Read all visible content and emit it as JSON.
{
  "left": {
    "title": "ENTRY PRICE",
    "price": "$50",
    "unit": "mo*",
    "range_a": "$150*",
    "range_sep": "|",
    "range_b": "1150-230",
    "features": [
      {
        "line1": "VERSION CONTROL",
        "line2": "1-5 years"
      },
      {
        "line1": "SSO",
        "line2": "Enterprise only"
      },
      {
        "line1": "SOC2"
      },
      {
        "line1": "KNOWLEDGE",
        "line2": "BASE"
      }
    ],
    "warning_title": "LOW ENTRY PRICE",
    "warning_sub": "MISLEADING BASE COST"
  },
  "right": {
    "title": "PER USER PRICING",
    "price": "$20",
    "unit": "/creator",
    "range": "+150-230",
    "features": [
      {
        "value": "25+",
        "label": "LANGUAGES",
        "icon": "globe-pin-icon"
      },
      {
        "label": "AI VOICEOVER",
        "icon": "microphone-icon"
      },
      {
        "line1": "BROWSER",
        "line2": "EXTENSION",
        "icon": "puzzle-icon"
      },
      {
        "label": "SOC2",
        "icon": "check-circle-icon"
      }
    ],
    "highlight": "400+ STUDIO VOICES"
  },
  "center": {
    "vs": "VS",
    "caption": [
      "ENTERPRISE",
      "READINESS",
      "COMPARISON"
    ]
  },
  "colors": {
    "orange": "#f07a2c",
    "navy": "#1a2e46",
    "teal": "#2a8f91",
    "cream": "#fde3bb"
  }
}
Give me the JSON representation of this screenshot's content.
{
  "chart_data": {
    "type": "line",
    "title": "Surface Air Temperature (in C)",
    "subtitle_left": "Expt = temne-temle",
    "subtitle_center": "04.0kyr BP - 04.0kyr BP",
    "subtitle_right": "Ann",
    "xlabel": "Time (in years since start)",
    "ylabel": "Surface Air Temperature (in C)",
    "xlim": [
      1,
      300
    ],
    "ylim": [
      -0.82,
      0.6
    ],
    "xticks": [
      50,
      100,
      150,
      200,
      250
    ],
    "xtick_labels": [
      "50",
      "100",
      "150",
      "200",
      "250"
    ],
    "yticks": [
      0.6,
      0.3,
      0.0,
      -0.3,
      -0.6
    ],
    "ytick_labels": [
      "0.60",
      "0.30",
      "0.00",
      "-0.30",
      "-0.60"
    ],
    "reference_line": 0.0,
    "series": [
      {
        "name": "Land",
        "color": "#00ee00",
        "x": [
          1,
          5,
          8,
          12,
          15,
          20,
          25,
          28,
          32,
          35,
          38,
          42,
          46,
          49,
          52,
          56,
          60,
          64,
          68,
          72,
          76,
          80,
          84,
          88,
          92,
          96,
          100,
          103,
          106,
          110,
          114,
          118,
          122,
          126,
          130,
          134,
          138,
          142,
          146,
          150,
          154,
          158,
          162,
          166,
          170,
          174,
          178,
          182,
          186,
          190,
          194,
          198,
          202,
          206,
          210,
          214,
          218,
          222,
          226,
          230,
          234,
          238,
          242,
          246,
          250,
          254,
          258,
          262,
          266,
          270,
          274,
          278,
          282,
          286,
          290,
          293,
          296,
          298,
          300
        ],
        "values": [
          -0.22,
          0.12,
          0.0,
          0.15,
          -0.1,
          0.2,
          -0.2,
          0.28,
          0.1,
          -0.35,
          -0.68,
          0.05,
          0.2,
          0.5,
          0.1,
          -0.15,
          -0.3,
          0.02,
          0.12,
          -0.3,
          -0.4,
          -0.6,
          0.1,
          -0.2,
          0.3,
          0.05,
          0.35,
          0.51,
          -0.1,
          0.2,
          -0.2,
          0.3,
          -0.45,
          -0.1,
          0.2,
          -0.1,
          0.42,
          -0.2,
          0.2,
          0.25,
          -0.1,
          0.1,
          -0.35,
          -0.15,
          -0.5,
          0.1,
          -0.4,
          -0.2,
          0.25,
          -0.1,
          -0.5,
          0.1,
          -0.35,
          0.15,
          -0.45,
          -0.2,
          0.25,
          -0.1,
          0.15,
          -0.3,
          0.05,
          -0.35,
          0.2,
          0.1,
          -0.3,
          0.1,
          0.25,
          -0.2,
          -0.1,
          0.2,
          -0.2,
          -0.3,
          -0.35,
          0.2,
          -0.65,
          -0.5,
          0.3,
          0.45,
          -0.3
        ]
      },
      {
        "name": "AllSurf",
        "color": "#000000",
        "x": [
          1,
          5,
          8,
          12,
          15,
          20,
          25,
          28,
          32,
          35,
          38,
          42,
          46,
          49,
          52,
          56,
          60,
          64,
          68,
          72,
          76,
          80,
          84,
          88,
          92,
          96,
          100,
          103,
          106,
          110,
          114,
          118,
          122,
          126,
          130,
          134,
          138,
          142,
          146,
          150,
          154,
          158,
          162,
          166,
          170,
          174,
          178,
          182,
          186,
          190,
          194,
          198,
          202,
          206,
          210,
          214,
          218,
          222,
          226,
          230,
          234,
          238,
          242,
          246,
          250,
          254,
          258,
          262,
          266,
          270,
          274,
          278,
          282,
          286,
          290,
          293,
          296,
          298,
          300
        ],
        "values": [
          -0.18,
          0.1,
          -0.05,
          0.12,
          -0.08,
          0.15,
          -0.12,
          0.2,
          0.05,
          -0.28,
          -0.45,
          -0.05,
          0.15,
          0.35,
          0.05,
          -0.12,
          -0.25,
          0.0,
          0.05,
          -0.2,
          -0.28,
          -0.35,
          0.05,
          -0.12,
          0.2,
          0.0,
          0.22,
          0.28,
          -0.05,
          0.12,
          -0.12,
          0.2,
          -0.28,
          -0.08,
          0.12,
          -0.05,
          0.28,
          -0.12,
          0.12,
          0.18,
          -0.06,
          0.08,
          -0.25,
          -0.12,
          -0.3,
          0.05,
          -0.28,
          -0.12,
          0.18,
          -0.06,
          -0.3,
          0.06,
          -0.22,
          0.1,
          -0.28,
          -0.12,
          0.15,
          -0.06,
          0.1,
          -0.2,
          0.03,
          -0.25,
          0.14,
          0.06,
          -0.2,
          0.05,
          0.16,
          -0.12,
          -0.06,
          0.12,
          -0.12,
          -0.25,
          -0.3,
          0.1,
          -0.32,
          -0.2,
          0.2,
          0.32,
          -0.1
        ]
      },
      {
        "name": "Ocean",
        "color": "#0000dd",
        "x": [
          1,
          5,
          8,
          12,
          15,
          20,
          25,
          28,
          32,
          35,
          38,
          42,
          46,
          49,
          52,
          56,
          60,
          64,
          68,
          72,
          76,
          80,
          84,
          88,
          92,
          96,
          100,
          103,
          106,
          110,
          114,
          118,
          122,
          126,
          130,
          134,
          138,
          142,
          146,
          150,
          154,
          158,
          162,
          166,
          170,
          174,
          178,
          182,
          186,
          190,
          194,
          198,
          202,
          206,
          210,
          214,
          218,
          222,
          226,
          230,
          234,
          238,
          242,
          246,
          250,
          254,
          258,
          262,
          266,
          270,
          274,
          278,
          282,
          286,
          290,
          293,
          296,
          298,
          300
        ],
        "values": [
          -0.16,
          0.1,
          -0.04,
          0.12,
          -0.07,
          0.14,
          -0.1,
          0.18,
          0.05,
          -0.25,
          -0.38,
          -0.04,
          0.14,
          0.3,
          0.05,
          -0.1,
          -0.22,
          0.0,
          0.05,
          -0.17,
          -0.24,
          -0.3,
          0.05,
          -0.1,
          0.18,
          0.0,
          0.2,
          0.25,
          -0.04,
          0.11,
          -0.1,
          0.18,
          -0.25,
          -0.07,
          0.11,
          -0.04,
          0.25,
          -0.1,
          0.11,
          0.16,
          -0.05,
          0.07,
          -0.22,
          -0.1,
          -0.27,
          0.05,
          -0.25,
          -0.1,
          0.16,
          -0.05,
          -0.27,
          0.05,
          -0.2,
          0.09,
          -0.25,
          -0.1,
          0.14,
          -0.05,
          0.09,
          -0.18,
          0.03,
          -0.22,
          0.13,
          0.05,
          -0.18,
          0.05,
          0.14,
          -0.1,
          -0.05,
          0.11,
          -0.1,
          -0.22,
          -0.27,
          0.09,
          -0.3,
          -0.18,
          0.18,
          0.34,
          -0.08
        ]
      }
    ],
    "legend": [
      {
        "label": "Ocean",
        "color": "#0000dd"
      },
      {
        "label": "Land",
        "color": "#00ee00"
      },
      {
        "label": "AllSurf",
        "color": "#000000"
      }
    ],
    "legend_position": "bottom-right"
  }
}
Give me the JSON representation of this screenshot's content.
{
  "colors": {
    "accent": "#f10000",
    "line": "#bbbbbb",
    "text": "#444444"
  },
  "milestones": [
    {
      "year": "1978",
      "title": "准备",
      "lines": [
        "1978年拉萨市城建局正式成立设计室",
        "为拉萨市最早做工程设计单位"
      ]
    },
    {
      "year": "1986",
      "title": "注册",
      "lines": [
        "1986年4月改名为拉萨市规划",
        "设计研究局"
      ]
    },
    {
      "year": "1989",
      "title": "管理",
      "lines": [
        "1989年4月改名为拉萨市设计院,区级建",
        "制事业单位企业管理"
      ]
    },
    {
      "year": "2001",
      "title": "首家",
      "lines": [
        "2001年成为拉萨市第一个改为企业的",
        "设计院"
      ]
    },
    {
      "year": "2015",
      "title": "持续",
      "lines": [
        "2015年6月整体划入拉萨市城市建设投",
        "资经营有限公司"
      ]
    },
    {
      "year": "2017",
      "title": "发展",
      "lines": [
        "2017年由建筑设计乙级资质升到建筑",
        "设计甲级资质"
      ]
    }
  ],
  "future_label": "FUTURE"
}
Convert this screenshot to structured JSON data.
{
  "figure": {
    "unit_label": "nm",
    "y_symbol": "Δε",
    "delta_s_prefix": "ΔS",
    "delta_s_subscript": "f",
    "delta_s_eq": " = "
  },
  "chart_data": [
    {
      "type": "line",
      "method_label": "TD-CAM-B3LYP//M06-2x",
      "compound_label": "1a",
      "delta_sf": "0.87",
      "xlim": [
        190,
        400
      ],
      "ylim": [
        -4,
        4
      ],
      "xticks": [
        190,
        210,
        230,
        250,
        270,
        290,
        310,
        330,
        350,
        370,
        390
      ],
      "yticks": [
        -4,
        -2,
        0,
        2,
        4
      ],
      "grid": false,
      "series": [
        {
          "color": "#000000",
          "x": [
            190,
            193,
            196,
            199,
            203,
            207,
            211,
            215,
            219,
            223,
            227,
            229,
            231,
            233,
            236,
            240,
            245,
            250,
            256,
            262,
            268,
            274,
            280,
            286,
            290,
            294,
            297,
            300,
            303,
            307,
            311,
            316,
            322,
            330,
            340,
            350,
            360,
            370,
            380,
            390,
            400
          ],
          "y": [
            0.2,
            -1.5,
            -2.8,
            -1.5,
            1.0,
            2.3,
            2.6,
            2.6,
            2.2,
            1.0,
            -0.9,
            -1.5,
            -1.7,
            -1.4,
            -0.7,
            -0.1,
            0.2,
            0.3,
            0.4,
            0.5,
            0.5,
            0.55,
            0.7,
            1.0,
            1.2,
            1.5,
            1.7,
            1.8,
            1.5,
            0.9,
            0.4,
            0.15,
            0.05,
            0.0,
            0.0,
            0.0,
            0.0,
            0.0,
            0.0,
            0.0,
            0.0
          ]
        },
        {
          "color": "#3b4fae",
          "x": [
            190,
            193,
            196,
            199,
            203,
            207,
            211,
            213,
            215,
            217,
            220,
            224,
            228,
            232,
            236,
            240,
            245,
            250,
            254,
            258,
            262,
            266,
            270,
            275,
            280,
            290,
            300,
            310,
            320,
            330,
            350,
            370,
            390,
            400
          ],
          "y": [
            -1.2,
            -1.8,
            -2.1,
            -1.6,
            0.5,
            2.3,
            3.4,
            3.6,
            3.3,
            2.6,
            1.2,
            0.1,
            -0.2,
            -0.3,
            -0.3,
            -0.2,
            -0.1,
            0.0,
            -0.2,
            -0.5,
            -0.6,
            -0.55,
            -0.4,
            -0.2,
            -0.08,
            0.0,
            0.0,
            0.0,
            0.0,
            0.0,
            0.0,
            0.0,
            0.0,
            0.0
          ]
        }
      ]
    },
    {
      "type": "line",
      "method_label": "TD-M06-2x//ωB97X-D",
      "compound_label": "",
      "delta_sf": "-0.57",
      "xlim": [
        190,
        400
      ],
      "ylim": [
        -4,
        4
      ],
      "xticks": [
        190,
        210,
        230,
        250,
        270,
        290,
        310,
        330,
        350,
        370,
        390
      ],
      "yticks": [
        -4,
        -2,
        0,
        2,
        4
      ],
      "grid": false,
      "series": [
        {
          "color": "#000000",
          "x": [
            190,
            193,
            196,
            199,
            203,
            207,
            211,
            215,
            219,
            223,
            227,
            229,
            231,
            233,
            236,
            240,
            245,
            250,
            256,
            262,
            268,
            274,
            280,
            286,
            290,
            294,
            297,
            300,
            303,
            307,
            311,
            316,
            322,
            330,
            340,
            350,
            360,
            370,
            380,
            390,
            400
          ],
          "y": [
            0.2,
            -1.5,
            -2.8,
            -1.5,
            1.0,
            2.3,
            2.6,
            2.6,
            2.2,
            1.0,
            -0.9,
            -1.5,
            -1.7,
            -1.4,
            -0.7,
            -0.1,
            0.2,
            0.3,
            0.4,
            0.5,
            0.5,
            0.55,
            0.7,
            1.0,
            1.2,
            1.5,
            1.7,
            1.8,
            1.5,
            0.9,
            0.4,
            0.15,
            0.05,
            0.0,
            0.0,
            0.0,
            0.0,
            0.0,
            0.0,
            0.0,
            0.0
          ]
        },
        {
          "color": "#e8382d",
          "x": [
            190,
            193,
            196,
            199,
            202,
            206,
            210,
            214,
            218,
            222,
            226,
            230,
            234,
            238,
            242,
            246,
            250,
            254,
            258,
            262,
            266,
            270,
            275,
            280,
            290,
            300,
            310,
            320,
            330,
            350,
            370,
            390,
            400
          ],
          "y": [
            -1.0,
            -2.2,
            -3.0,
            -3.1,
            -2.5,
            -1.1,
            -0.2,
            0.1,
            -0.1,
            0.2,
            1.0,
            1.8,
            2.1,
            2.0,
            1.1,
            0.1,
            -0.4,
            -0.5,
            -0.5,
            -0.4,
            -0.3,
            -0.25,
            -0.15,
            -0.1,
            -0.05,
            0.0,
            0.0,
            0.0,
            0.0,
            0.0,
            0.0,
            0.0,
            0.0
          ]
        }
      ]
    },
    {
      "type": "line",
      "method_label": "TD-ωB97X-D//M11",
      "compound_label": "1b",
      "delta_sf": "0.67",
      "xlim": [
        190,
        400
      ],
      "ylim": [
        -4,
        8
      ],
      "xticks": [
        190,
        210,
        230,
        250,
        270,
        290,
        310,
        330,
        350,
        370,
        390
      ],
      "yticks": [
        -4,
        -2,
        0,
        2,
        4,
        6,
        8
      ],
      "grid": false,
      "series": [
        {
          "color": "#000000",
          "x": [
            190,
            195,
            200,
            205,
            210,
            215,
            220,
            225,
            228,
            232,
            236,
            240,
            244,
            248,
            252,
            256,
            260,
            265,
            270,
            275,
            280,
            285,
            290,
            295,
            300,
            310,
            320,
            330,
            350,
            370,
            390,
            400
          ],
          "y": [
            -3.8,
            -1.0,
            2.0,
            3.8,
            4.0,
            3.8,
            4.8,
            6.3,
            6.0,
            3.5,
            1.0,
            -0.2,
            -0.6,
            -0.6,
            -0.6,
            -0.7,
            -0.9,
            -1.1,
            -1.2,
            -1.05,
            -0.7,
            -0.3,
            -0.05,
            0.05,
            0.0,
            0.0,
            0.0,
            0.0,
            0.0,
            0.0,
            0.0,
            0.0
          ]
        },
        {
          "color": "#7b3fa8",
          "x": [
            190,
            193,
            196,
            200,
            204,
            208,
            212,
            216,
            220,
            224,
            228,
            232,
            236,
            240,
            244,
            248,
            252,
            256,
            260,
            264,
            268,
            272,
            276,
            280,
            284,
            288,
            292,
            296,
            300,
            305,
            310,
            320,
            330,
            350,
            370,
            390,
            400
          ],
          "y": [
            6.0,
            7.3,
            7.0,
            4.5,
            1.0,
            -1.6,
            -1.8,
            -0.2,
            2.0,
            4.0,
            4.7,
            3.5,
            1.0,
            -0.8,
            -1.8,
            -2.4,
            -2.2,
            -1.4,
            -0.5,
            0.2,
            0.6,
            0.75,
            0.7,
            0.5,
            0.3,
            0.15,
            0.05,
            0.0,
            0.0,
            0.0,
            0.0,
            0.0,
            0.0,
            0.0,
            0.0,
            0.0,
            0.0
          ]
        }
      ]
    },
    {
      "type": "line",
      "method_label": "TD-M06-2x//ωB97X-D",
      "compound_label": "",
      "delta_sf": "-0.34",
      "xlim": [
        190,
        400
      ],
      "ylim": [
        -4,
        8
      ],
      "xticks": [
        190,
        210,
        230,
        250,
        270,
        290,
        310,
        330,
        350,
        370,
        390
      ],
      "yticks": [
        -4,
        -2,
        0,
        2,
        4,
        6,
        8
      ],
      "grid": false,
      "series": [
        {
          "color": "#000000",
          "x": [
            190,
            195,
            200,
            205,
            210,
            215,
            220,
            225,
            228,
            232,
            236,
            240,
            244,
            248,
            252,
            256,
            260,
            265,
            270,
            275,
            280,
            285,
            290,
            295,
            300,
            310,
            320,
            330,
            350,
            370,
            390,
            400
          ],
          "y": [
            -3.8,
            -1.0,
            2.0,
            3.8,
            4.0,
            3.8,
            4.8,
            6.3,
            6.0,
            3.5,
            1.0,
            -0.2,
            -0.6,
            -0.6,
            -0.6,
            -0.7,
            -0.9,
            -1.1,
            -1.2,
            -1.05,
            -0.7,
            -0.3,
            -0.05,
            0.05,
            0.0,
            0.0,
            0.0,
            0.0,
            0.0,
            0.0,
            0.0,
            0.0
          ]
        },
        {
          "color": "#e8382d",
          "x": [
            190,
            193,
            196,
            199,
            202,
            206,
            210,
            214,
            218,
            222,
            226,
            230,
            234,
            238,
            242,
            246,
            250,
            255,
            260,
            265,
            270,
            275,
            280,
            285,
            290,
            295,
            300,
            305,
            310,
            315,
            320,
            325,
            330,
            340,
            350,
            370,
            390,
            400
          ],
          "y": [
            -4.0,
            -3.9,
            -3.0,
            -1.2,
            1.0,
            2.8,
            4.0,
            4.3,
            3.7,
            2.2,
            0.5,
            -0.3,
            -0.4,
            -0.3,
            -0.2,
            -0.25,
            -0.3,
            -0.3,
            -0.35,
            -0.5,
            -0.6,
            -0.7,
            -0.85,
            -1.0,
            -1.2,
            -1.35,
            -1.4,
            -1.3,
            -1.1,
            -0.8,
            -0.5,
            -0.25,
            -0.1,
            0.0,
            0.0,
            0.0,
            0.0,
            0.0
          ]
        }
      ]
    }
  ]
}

» **Instructions for the task**:
Every line that holds the word "Surface" should be extracted.

» **The solution**:
    "title": "Surface Air Temperature (in C)",
    "ylabel": "Surface Air Temperature (in C)",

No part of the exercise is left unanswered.